Requirement:
Scan the records and identify every line in which the string "mean" occurs, then return those lines.

Supplied records:
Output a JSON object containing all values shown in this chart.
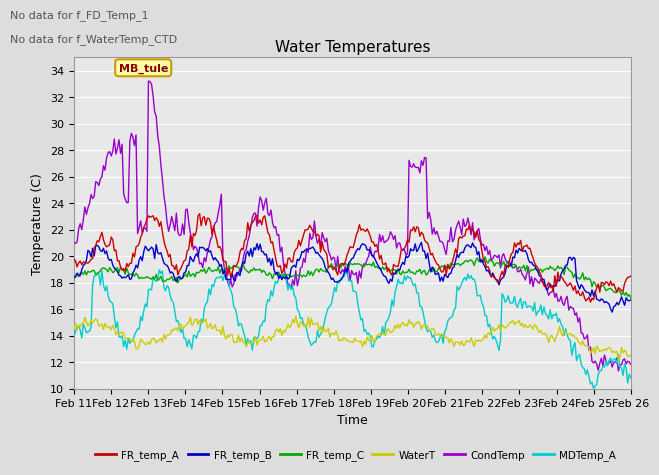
{
  "title": "Water Temperatures",
  "xlabel": "Time",
  "ylabel": "Temperature (C)",
  "annotations": [
    "No data for f_FD_Temp_1",
    "No data for f_WaterTemp_CTD"
  ],
  "annotation_box": "MB_tule",
  "ylim": [
    10,
    35
  ],
  "yticks": [
    10,
    12,
    14,
    16,
    18,
    20,
    22,
    24,
    26,
    28,
    30,
    32,
    34
  ],
  "xtick_labels": [
    "Feb 11",
    "Feb 12",
    "Feb 13",
    "Feb 14",
    "Feb 15",
    "Feb 16",
    "Feb 17",
    "Feb 18",
    "Feb 19",
    "Feb 20",
    "Feb 21",
    "Feb 22",
    "Feb 23",
    "Feb 24",
    "Feb 25",
    "Feb 26"
  ],
  "legend": [
    {
      "label": "FR_temp_A",
      "color": "#cc0000"
    },
    {
      "label": "FR_temp_B",
      "color": "#0000cc"
    },
    {
      "label": "FR_temp_C",
      "color": "#00aa00"
    },
    {
      "label": "WaterT",
      "color": "#cccc00"
    },
    {
      "label": "CondTemp",
      "color": "#9900cc"
    },
    {
      "label": "MDTemp_A",
      "color": "#00cccc"
    }
  ],
  "background_color": "#dddddd",
  "plot_bg": "#e8e8e8",
  "grid_color": "#ffffff",
  "title_fontsize": 11,
  "label_fontsize": 9,
  "tick_fontsize": 8
}
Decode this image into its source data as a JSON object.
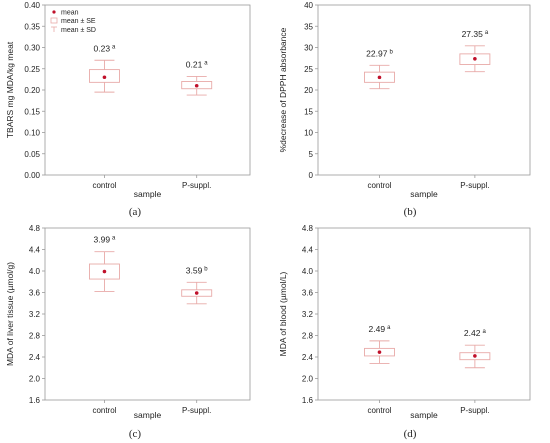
{
  "colors": {
    "frame": "#9a9a9a",
    "gridline": "#d0d0d0",
    "box": "#e8aaa8",
    "mean": "#c0102a",
    "text": "#222222"
  },
  "legend": {
    "mean": "mean",
    "se": "mean ± SE",
    "sd": "mean ± SD"
  },
  "chart_data": [
    {
      "panel_label": "(a)",
      "type": "box",
      "ylabel": "TBARS mg MDA/kg meat",
      "xlabel": "sample",
      "categories": [
        "control",
        "P-suppl."
      ],
      "ylim": [
        0.0,
        0.4
      ],
      "yticks": [
        "0.00",
        "0.05",
        "0.10",
        "0.15",
        "0.20",
        "0.25",
        "0.30",
        "0.35",
        "0.40"
      ],
      "yticks_values": [
        0.0,
        0.05,
        0.1,
        0.15,
        0.2,
        0.25,
        0.3,
        0.35,
        0.4
      ],
      "legend": true,
      "series": [
        {
          "mean": 0.23,
          "se": [
            0.218,
            0.248
          ],
          "sd": [
            0.195,
            0.27
          ],
          "label": "0.23",
          "letter": "a"
        },
        {
          "mean": 0.21,
          "se": [
            0.203,
            0.22
          ],
          "sd": [
            0.188,
            0.232
          ],
          "label": "0.21",
          "letter": "a"
        }
      ]
    },
    {
      "panel_label": "(b)",
      "type": "box",
      "ylabel": "%decrease of DPPH absorbance",
      "xlabel": "sample",
      "categories": [
        "control",
        "P-suppl."
      ],
      "ylim": [
        0,
        40
      ],
      "yticks": [
        "0",
        "5",
        "10",
        "15",
        "20",
        "25",
        "30",
        "35",
        "40"
      ],
      "yticks_values": [
        0,
        5,
        10,
        15,
        20,
        25,
        30,
        35,
        40
      ],
      "legend": false,
      "series": [
        {
          "mean": 22.97,
          "se": [
            21.8,
            24.2
          ],
          "sd": [
            20.3,
            25.8
          ],
          "label": "22.97",
          "letter": "b"
        },
        {
          "mean": 27.35,
          "se": [
            26.0,
            28.5
          ],
          "sd": [
            24.3,
            30.4
          ],
          "label": "27.35",
          "letter": "a"
        }
      ]
    },
    {
      "panel_label": "(c)",
      "type": "box",
      "ylabel": "MDA of liver tissue (µmol/g)",
      "xlabel": "sample",
      "categories": [
        "control",
        "P-suppl."
      ],
      "ylim": [
        1.6,
        4.8
      ],
      "yticks": [
        "1.6",
        "2.0",
        "2.4",
        "2.8",
        "3.2",
        "3.6",
        "4.0",
        "4.4",
        "4.8"
      ],
      "yticks_values": [
        1.6,
        2.0,
        2.4,
        2.8,
        3.2,
        3.6,
        4.0,
        4.4,
        4.8
      ],
      "legend": false,
      "series": [
        {
          "mean": 3.99,
          "se": [
            3.85,
            4.13
          ],
          "sd": [
            3.62,
            4.36
          ],
          "label": "3.99",
          "letter": "a"
        },
        {
          "mean": 3.59,
          "se": [
            3.53,
            3.65
          ],
          "sd": [
            3.39,
            3.79
          ],
          "label": "3.59",
          "letter": "b"
        }
      ]
    },
    {
      "panel_label": "(d)",
      "type": "box",
      "ylabel": "MDA of blood (µmol/L)",
      "xlabel": "sample",
      "categories": [
        "control",
        "P-suppl."
      ],
      "ylim": [
        1.6,
        4.8
      ],
      "yticks": [
        "1.6",
        "2.0",
        "2.4",
        "2.8",
        "3.2",
        "3.6",
        "4.0",
        "4.4",
        "4.8"
      ],
      "yticks_values": [
        1.6,
        2.0,
        2.4,
        2.8,
        3.2,
        3.6,
        4.0,
        4.4,
        4.8
      ],
      "legend": false,
      "series": [
        {
          "mean": 2.49,
          "se": [
            2.42,
            2.56
          ],
          "sd": [
            2.28,
            2.7
          ],
          "label": "2.49",
          "letter": "a"
        },
        {
          "mean": 2.42,
          "se": [
            2.35,
            2.48
          ],
          "sd": [
            2.2,
            2.62
          ],
          "label": "2.42",
          "letter": "a"
        }
      ]
    }
  ]
}
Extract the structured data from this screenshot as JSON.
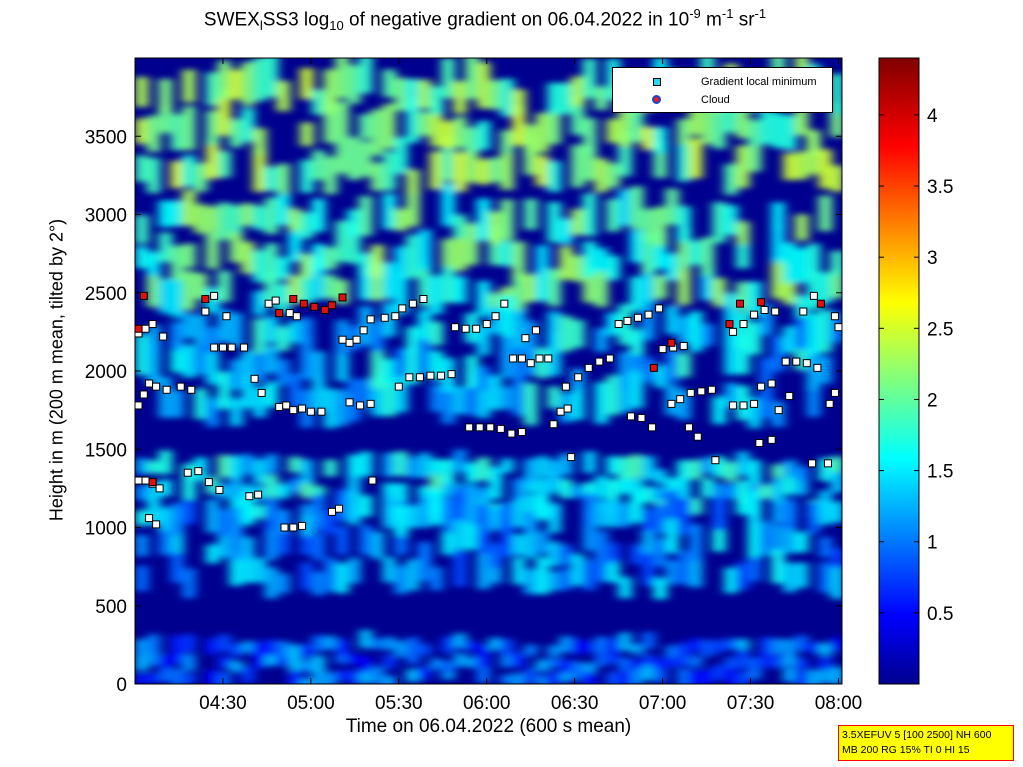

Answer to this problem:
    "mean": "#c0102a",
    "mean": "mean",
    "se": "mean ± SE",
    "sd": "mean ± SD"
          "mean": 0.23,
          "mean": 0.21,
          "mean": 22.97,
          "mean": 27.35,
          "mean": 3.99,
          "mean": 3.59,
          "mean": 2.49,
          "mean": 2.42,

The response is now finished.